-- start DATA TO PROCESS --

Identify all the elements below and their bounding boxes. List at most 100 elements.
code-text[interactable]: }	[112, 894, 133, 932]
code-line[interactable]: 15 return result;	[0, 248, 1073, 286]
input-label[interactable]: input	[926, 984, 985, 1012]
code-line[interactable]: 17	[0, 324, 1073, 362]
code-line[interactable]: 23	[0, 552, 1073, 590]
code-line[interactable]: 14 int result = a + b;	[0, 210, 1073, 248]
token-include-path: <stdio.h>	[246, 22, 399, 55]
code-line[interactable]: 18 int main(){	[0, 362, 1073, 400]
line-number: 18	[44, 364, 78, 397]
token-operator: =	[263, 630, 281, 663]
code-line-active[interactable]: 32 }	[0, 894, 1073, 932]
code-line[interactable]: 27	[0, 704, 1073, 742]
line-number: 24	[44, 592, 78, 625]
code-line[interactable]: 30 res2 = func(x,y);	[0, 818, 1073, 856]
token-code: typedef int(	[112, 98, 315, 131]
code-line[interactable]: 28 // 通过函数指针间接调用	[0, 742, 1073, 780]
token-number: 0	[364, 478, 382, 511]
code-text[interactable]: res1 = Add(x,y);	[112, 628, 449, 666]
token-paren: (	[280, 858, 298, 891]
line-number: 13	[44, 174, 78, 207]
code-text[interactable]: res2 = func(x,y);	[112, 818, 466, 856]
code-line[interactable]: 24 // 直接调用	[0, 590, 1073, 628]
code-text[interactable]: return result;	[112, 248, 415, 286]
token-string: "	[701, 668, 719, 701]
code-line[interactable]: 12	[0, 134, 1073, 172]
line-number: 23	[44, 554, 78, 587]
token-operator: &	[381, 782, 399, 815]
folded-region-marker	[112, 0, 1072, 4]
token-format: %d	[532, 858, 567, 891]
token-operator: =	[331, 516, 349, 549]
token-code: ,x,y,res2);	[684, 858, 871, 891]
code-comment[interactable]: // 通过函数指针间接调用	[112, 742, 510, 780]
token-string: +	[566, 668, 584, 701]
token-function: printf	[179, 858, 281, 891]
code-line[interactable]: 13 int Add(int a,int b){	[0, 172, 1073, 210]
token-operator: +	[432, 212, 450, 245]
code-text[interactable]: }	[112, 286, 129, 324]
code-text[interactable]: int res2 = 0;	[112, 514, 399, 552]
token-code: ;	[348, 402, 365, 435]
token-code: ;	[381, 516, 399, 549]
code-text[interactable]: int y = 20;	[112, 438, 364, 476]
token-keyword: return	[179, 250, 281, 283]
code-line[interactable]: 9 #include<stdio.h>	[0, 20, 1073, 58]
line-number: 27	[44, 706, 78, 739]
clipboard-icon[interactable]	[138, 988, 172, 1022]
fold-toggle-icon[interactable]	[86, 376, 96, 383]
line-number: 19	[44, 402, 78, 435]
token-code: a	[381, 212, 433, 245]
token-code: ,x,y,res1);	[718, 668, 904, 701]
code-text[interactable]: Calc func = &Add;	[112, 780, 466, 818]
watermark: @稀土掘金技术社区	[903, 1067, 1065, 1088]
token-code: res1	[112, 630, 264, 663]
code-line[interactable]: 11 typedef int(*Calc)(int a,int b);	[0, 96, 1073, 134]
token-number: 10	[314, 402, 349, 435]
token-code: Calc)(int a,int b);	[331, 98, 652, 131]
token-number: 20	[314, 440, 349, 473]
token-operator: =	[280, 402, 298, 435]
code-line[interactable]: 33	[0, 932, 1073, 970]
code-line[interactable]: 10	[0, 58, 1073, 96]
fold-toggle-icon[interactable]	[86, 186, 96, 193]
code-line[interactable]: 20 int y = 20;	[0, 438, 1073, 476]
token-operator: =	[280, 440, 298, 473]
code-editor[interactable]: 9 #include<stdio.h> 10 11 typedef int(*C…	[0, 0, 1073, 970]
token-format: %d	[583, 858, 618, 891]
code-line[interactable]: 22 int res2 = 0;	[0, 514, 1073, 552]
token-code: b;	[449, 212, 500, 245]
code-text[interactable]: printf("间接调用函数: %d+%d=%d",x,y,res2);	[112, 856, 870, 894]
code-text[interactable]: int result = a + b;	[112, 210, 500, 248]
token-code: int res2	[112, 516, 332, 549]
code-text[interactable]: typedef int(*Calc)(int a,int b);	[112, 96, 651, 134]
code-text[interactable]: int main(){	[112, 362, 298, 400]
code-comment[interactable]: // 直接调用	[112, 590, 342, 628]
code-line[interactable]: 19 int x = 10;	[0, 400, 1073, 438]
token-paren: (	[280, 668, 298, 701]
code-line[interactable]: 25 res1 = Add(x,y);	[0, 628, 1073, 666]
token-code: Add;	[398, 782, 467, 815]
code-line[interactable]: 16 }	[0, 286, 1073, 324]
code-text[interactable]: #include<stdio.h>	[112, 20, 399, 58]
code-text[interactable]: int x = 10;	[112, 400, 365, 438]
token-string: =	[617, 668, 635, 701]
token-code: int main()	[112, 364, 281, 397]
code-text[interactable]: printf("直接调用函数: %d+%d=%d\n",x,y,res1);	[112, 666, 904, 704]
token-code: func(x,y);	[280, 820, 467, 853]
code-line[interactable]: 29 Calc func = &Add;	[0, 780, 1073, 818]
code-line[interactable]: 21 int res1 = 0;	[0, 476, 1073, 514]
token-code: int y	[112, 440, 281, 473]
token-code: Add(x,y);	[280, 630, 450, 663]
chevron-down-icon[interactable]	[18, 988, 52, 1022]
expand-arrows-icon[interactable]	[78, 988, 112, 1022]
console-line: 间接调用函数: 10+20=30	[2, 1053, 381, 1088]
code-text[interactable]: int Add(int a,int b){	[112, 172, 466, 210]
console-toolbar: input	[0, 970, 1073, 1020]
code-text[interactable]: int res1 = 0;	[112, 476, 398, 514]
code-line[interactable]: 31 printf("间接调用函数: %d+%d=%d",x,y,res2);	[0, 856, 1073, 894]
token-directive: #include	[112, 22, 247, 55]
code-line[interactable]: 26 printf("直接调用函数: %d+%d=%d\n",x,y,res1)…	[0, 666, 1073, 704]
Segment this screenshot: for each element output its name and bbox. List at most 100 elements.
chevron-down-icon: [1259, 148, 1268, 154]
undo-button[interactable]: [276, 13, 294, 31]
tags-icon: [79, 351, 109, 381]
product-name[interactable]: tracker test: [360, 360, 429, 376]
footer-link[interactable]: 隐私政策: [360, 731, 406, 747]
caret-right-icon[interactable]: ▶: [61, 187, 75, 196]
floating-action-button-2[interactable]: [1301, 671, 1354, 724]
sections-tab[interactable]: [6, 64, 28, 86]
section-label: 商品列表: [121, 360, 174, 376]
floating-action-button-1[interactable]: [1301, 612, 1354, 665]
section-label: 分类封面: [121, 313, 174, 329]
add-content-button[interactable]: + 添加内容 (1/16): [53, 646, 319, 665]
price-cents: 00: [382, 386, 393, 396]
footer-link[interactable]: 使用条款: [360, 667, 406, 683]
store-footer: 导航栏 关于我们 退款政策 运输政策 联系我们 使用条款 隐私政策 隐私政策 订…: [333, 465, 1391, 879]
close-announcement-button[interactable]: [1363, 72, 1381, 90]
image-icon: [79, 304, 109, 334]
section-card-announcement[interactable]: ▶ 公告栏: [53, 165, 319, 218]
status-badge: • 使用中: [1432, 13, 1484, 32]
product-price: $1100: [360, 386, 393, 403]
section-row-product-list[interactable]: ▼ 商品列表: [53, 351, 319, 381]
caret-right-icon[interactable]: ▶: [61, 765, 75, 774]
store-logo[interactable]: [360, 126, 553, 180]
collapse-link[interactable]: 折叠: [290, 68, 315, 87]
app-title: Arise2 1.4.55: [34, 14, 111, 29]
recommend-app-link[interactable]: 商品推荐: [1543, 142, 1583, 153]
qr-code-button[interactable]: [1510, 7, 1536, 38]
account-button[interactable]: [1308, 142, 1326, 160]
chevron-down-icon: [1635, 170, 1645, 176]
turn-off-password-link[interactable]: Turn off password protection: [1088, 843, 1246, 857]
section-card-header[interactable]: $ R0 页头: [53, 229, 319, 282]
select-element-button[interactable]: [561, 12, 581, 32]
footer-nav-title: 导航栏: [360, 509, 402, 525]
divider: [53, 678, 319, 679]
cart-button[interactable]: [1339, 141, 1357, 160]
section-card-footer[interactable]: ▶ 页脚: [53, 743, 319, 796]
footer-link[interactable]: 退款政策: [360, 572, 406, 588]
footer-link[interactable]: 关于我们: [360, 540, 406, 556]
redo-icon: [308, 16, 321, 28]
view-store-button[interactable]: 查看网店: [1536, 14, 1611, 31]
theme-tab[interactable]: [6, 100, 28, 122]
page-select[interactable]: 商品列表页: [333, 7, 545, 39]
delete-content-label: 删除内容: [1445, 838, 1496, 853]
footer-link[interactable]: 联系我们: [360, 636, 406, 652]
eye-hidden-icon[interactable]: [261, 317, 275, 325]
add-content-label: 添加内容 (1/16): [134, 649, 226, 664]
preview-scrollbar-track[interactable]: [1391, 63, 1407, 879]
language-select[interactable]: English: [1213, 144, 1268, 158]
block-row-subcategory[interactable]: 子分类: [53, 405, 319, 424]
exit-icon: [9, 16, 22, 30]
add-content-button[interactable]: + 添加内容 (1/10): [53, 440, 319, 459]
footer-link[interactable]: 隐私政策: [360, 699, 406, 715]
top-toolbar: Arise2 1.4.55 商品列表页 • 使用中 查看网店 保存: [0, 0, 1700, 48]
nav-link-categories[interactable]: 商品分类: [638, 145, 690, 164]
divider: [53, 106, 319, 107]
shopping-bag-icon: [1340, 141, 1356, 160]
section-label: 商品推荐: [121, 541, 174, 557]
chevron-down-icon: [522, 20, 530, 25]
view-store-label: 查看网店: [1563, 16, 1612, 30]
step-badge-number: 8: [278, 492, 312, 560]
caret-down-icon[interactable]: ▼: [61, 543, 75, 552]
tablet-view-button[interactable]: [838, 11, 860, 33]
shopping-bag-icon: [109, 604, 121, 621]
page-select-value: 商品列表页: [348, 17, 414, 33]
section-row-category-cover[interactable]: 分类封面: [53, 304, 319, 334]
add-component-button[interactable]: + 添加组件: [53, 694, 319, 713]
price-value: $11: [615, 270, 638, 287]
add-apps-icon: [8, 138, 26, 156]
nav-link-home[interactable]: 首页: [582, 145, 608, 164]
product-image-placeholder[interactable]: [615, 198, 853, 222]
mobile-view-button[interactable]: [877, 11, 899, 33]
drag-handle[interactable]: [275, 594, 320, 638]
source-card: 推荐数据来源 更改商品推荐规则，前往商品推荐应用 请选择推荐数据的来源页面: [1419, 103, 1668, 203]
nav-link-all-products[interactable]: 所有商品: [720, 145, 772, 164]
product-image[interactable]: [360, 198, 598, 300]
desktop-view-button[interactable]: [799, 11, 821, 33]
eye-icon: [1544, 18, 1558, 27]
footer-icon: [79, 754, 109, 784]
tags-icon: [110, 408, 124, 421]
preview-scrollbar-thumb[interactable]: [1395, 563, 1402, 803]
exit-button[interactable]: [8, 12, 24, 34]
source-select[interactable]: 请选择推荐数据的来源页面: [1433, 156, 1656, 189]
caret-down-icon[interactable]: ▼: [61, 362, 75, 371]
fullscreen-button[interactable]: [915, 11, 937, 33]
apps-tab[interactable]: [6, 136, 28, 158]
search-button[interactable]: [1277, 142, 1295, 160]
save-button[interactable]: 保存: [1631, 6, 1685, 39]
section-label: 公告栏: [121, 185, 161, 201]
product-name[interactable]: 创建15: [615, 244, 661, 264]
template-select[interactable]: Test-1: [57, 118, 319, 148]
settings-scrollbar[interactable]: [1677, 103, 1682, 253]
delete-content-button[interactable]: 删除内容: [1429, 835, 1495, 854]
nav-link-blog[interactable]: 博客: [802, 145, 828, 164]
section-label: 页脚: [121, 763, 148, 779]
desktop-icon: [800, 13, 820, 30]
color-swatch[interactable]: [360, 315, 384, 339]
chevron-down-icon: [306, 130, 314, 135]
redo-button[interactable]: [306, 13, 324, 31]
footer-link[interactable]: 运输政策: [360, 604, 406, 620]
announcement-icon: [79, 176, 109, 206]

-- end DATA TO PROCESS --

### AIM
Update the lines from the first one down through the one containing "212, 450, 245]" by replacing "line-number" with "gutter-number" and changing nothing else, then give those lines again.

### SOLUTION TO THE PROBLEM
Identify all the elements below and their bounding boxes. List at most 100 elements.
code-text[interactable]: }	[112, 894, 133, 932]
code-line[interactable]: 15 return result;	[0, 248, 1073, 286]
input-label[interactable]: input	[926, 984, 985, 1012]
code-line[interactable]: 17	[0, 324, 1073, 362]
code-line[interactable]: 23	[0, 552, 1073, 590]
code-line[interactable]: 14 int result = a + b;	[0, 210, 1073, 248]
token-include-path: <stdio.h>	[246, 22, 399, 55]
code-line[interactable]: 18 int main(){	[0, 362, 1073, 400]
gutter-number: 18	[44, 364, 78, 397]
token-operator: =	[263, 630, 281, 663]
code-line-active[interactable]: 32 }	[0, 894, 1073, 932]
code-line[interactable]: 27	[0, 704, 1073, 742]
gutter-number: 24	[44, 592, 78, 625]
code-line[interactable]: 30 res2 = func(x,y);	[0, 818, 1073, 856]
token-code: typedef int(	[112, 98, 315, 131]
code-line[interactable]: 28 // 通过函数指针间接调用	[0, 742, 1073, 780]
token-number: 0	[364, 478, 382, 511]
code-text[interactable]: res1 = Add(x,y);	[112, 628, 449, 666]
token-paren: (	[280, 858, 298, 891]
gutter-number: 13	[44, 174, 78, 207]
code-text[interactable]: res2 = func(x,y);	[112, 818, 466, 856]
code-line[interactable]: 24 // 直接调用	[0, 590, 1073, 628]
code-text[interactable]: return result;	[112, 248, 415, 286]
token-string: "	[701, 668, 719, 701]
code-line[interactable]: 12	[0, 134, 1073, 172]
gutter-number: 23	[44, 554, 78, 587]
token-operator: &	[381, 782, 399, 815]
folded-region-marker	[112, 0, 1072, 4]
token-format: %d	[532, 858, 567, 891]
token-operator: =	[331, 516, 349, 549]
token-code: ,x,y,res2);	[684, 858, 871, 891]
code-comment[interactable]: // 通过函数指针间接调用	[112, 742, 510, 780]
token-string: +	[566, 668, 584, 701]
token-function: printf	[179, 858, 281, 891]
code-line[interactable]: 13 int Add(int a,int b){	[0, 172, 1073, 210]
token-operator: +	[432, 212, 450, 245]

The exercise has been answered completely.